Return every record below exactly as written, but leave out the pictures.

__Lines of data__.
+++

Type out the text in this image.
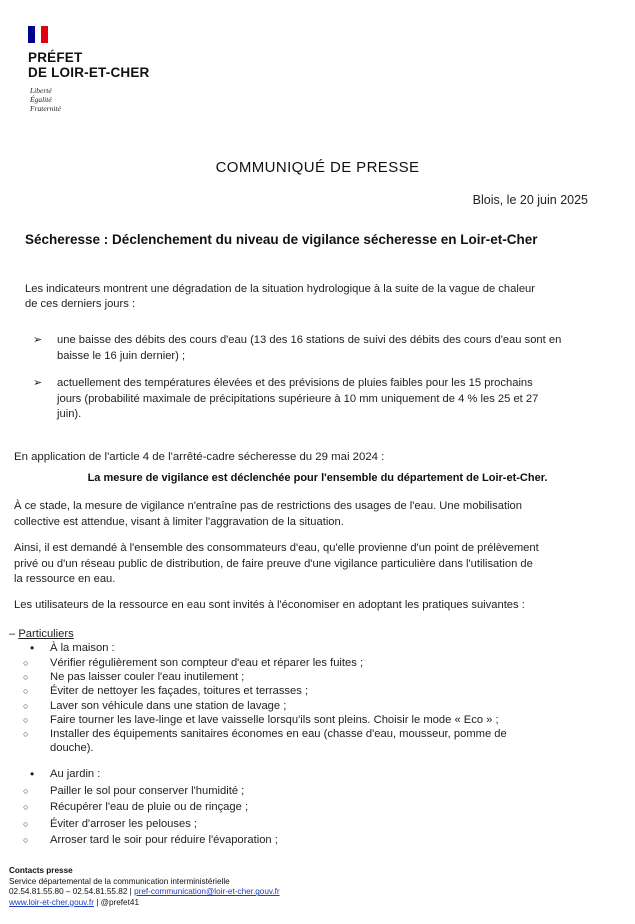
PRÉFET
DE LOIR-ET-CHER
Liberté
Égalité
Fraternité
COMMUNIQUÉ DE PRESSE
Blois, le 20 juin 2025
Sécheresse : Déclenchement du niveau de vigilance sécheresse en Loir-et-Cher
Les indicateurs montrent une dégradation de la situation hydrologique à la suite de la vague de chaleur
de ces derniers jours :
➢ une baisse des débits des cours d'eau (13 des 16 stations de suivi des débits des cours d'eau sont en
baisse le 16 juin dernier) ;
➢ actuellement des températures élevées et des prévisions de pluies faibles pour les 15 prochains
jours (probabilité maximale de précipitations supérieure à 10 mm uniquement de 4 % les 25 et 27
juin).
En application de l'article 4 de l'arrêté-cadre sécheresse du 29 mai 2024 :
La mesure de vigilance est déclenchée pour l'ensemble du département de Loir-et-Cher.
À ce stade, la mesure de vigilance n'entraîne pas de restrictions des usages de l'eau. Une mobilisation
collective est attendue, visant à limiter l'aggravation de la situation.
Ainsi, il est demandé à l'ensemble des consommateurs d'eau, qu'elle provienne d'un point de prélèvement
privé ou d'un réseau public de distribution, de faire preuve d'une vigilance particulière dans l'utilisation de
la ressource en eau.
Les utilisateurs de la ressource en eau sont invités à l'économiser en adoptant les pratiques suivantes :
– Particuliers
• À la maison :
○ Vérifier régulièrement son compteur d'eau et réparer les fuites ;
○ Ne pas laisser couler l'eau inutilement ;
○ Éviter de nettoyer les façades, toitures et terrasses ;
○ Laver son véhicule dans une station de lavage ;
○ Faire tourner les lave-linge et lave vaisselle lorsqu'ils sont pleins. Choisir le mode « Eco » ;
○ Installer des équipements sanitaires économes en eau (chasse d'eau, mousseur, pomme de
douche).
• Au jardin :
○ Pailler le sol pour conserver l'humidité ;
○ Récupérer l'eau de pluie ou de rinçage ;
○ Éviter d'arroser les pelouses ;
○ Arroser tard le soir pour réduire l'évaporation ;
Contacts presse
Service départemental de la communication interministérielle
02.54.81.55.80 – 02.54.81.55.82 | pref-communication@loir-et-cher.gouv.fr
www.loir-et-cher.gouv.fr | @prefet41
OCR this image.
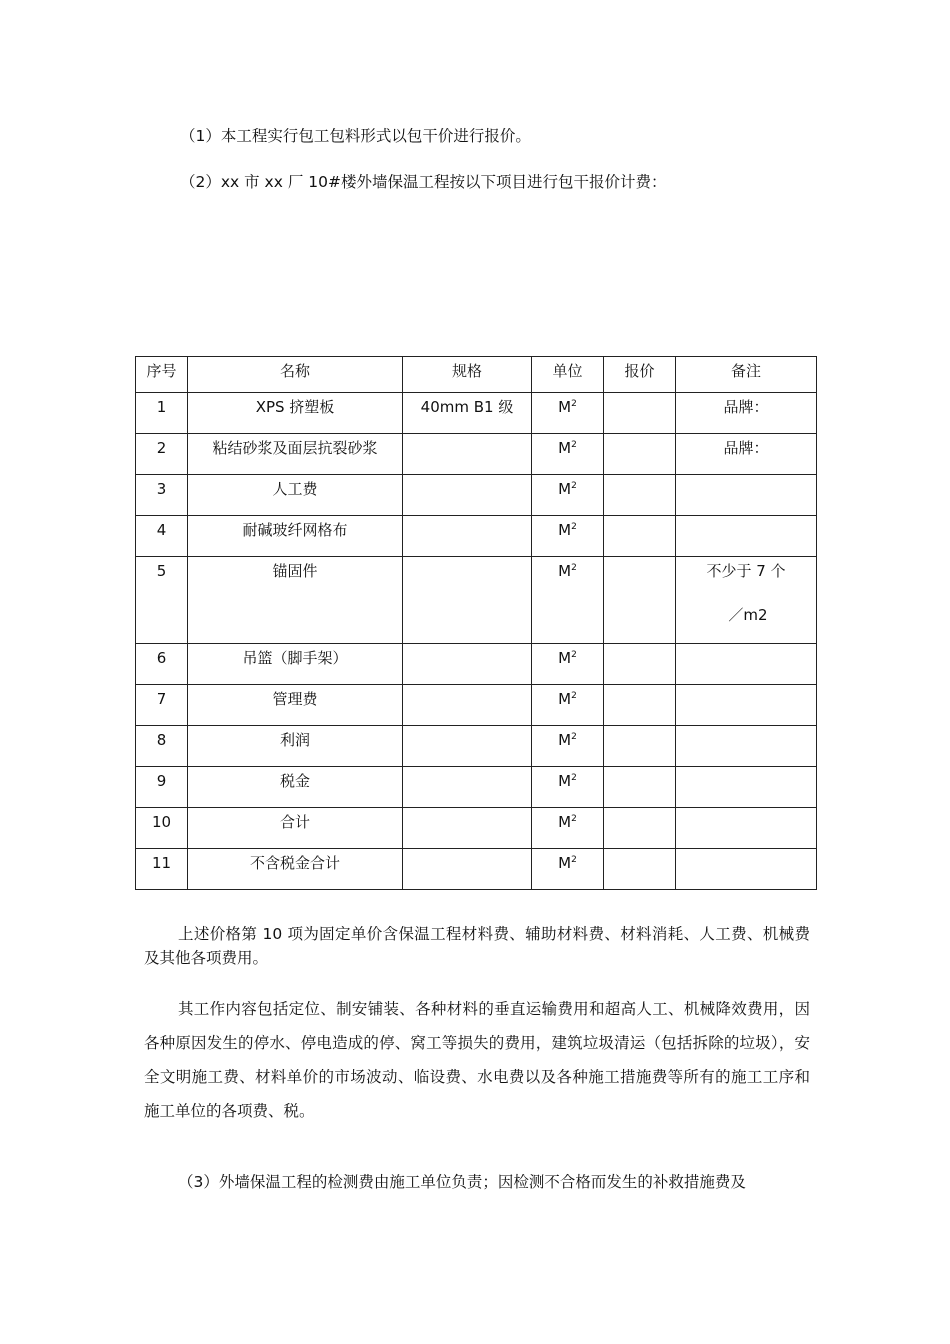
（1）本工程实行包工包料形式以包干价进行报价。
（2）xx 市 xx 厂 10#楼外墙保温工程按以下项目进行包干报价计费：
序号	名称	规格	单位	报价	备注
1	XPS 挤塑板	40mm B1 级	$M^2$		品牌：
2	粘结砂浆及面层抗裂砂浆		$M^2$		品牌：
3	人工费		$M^2$		
4	耐碱玻纤网格布		$M^2$		
5	锚固件		$M^2$		不少于 7 个
／m2

6	吊篮（脚手架）		$M^2$		
7	管理费		$M^2$		
8	利润		$M^2$		
9	税金		$M^2$		
10	合计		$M^2$		
11	不含税金合计		$M^2$		
上述价格第 10 项为固定单价含保温工程材料费、辅助材料费、材料消耗、人工费、机械费及其他各项费用。
其工作内容包括定位、制安铺装、各种材料的垂直运输费用和超高人工、机械降效费用，因各种原因发生的停水、停电造成的停、窝工等损失的费用，建筑垃圾清运（包括拆除的垃圾），安全文明施工费、材料单价的市场波动、临设费、水电费以及各种施工措施费等所有的施工工序和施工单位的各项费、税。
（3）外墙保温工程的检测费由施工单位负责；因检测不合格而发生的补救措施费及
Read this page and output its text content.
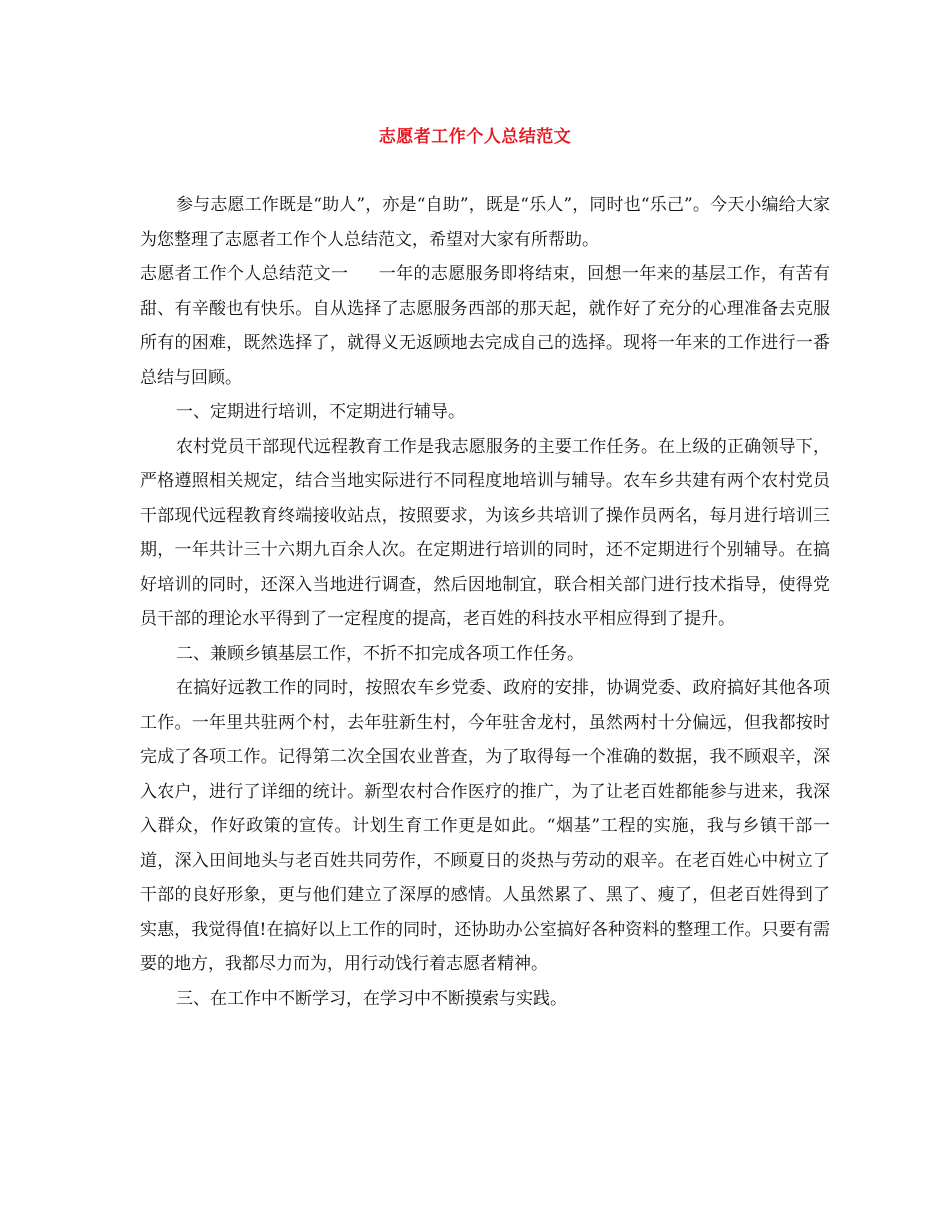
志愿者工作个人总结范文

参与志愿工作既是“助人”，亦是“自助”，既是“乐人”，同时也“乐己”。今天小编给大家为您整理了志愿者工作个人总结范文，希望对大家有所帮助。

志愿者工作个人总结范文一 一年的志愿服务即将结束，回想一年来的基层工作，有苦有甜、有辛酸也有快乐。自从选择了志愿服务西部的那天起，就作好了充分的心理准备去克服所有的困难，既然选择了，就得义无返顾地去完成自己的选择。现将一年来的工作进行一番总结与回顾。

一、定期进行培训，不定期进行辅导。

农村党员干部现代远程教育工作是我志愿服务的主要工作任务。在上级的正确领导下，严格遵照相关规定，结合当地实际进行不同程度地培训与辅导。农车乡共建有两个农村党员干部现代远程教育终端接收站点，按照要求，为该乡共培训了操作员两名，每月进行培训三期，一年共计三十六期九百余人次。在定期进行培训的同时，还不定期进行个别辅导。在搞好培训的同时，还深入当地进行调查，然后因地制宜，联合相关部门进行技术指导，使得党员干部的理论水平得到了一定程度的提高，老百姓的科技水平相应得到了提升。

二、兼顾乡镇基层工作，不折不扣完成各项工作任务。

在搞好远教工作的同时，按照农车乡党委、政府的安排，协调党委、政府搞好其他各项工作。一年里共驻两个村，去年驻新生村，今年驻舍龙村，虽然两村十分偏远，但我都按时完成了各项工作。记得第二次全国农业普查，为了取得每一个准确的数据，我不顾艰辛，深入农户，进行了详细的统计。新型农村合作医疗的推广，为了让老百姓都能参与进来，我深入群众，作好政策的宣传。计划生育工作更是如此。“烟基”工程的实施，我与乡镇干部一道，深入田间地头与老百姓共同劳作，不顾夏日的炎热与劳动的艰辛。在老百姓心中树立了干部的良好形象，更与他们建立了深厚的感情。人虽然累了、黑了、瘦了，但老百姓得到了实惠，我觉得值!在搞好以上工作的同时，还协助办公室搞好各种资料的整理工作。只要有需要的地方，我都尽力而为，用行动饯行着志愿者精神。

三、在工作中不断学习，在学习中不断摸索与实践。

+++

__Exercise result__.
Type out the text in this image.
PRÉFET
DE LOIR-ET-CHER
Liberté
Égalité
Fraternité
COMMUNIQUÉ DE PRESSE
Blois, le 20 juin 2025
Sécheresse : Déclenchement du niveau de vigilance sécheresse en Loir-et-Cher
Les indicateurs montrent une dégradation de la situation hydrologique à la suite de la vague de chaleur
de ces derniers jours :
➢ une baisse des débits des cours d'eau (13 des 16 stations de suivi des débits des cours d'eau sont en
baisse le 16 juin dernier) ;
➢ actuellement des températures élevées et des prévisions de pluies faibles pour les 15 prochains
jours (probabilité maximale de précipitations supérieure à 10 mm uniquement de 4 % les 25 et 27
juin).
En application de l'article 4 de l'arrêté-cadre sécheresse du 29 mai 2024 :
La mesure de vigilance est déclenchée pour l'ensemble du département de Loir-et-Cher.
À ce stade, la mesure de vigilance n'entraîne pas de restrictions des usages de l'eau. Une mobilisation
collective est attendue, visant à limiter l'aggravation de la situation.
Ainsi, il est demandé à l'ensemble des consommateurs d'eau, qu'elle provienne d'un point de prélèvement
privé ou d'un réseau public de distribution, de faire preuve d'une vigilance particulière dans l'utilisation de
la ressource en eau.
Les utilisateurs de la ressource en eau sont invités à l'économiser en adoptant les pratiques suivantes :
– Particuliers
• À la maison :
○ Vérifier régulièrement son compteur d'eau et réparer les fuites ;
○ Ne pas laisser couler l'eau inutilement ;
○ Éviter de nettoyer les façades, toitures et terrasses ;
○ Laver son véhicule dans une station de lavage ;
○ Faire tourner les lave-linge et lave vaisselle lorsqu'ils sont pleins. Choisir le mode « Eco » ;
○ Installer des équipements sanitaires économes en eau (chasse d'eau, mousseur, pomme de
douche).
• Au jardin :
○ Pailler le sol pour conserver l'humidité ;
○ Récupérer l'eau de pluie ou de rinçage ;
○ Éviter d'arroser les pelouses ;
○ Arroser tard le soir pour réduire l'évaporation ;
Contacts presse
Service départemental de la communication interministérielle
02.54.81.55.80 – 02.54.81.55.82 | pref-communication@loir-et-cher.gouv.fr
www.loir-et-cher.gouv.fr | @prefet41
OCR this image.
（1）本工程实行包工包料形式以包干价进行报价。
（2）xx 市 xx 厂 10#楼外墙保温工程按以下项目进行包干报价计费：
序号	名称	规格	单位	报价	备注
1	XPS 挤塑板	40mm B1 级	$M^2$		品牌：
2	粘结砂浆及面层抗裂砂浆		$M^2$		品牌：
3	人工费		$M^2$		
4	耐碱玻纤网格布		$M^2$		
5	锚固件		$M^2$		不少于 7 个
／m2

6	吊篮（脚手架）		$M^2$		
7	管理费		$M^2$		
8	利润		$M^2$		
9	税金		$M^2$		
10	合计		$M^2$		
11	不含税金合计		$M^2$		
上述价格第 10 项为固定单价含保温工程材料费、辅助材料费、材料消耗、人工费、机械费及其他各项费用。
其工作内容包括定位、制安铺装、各种材料的垂直运输费用和超高人工、机械降效费用，因各种原因发生的停水、停电造成的停、窝工等损失的费用，建筑垃圾清运（包括拆除的垃圾），安全文明施工费、材料单价的市场波动、临设费、水电费以及各种施工措施费等所有的施工工序和施工单位的各项费、税。
（3）外墙保温工程的检测费由施工单位负责；因检测不合格而发生的补救措施费及
Read this page and output its text content.
志愿者工作个人总结范文

参与志愿工作既是“助人”，亦是“自助”，既是“乐人”，同时也“乐己”。今天小编给大家为您整理了志愿者工作个人总结范文，希望对大家有所帮助。

志愿者工作个人总结范文一 一年的志愿服务即将结束，回想一年来的基层工作，有苦有甜、有辛酸也有快乐。自从选择了志愿服务西部的那天起，就作好了充分的心理准备去克服所有的困难，既然选择了，就得义无返顾地去完成自己的选择。现将一年来的工作进行一番总结与回顾。

一、定期进行培训，不定期进行辅导。

农村党员干部现代远程教育工作是我志愿服务的主要工作任务。在上级的正确领导下，严格遵照相关规定，结合当地实际进行不同程度地培训与辅导。农车乡共建有两个农村党员干部现代远程教育终端接收站点，按照要求，为该乡共培训了操作员两名，每月进行培训三期，一年共计三十六期九百余人次。在定期进行培训的同时，还不定期进行个别辅导。在搞好培训的同时，还深入当地进行调查，然后因地制宜，联合相关部门进行技术指导，使得党员干部的理论水平得到了一定程度的提高，老百姓的科技水平相应得到了提升。

二、兼顾乡镇基层工作，不折不扣完成各项工作任务。

在搞好远教工作的同时，按照农车乡党委、政府的安排，协调党委、政府搞好其他各项工作。一年里共驻两个村，去年驻新生村，今年驻舍龙村，虽然两村十分偏远，但我都按时完成了各项工作。记得第二次全国农业普查，为了取得每一个准确的数据，我不顾艰辛，深入农户，进行了详细的统计。新型农村合作医疗的推广，为了让老百姓都能参与进来，我深入群众，作好政策的宣传。计划生育工作更是如此。“烟基”工程的实施，我与乡镇干部一道，深入田间地头与老百姓共同劳作，不顾夏日的炎热与劳动的艰辛。在老百姓心中树立了干部的良好形象，更与他们建立了深厚的感情。人虽然累了、黑了、瘦了，但老百姓得到了实惠，我觉得值!在搞好以上工作的同时，还协助办公室搞好各种资料的整理工作。只要有需要的地方，我都尽力而为，用行动饯行着志愿者精神。

三、在工作中不断学习，在学习中不断摸索与实践。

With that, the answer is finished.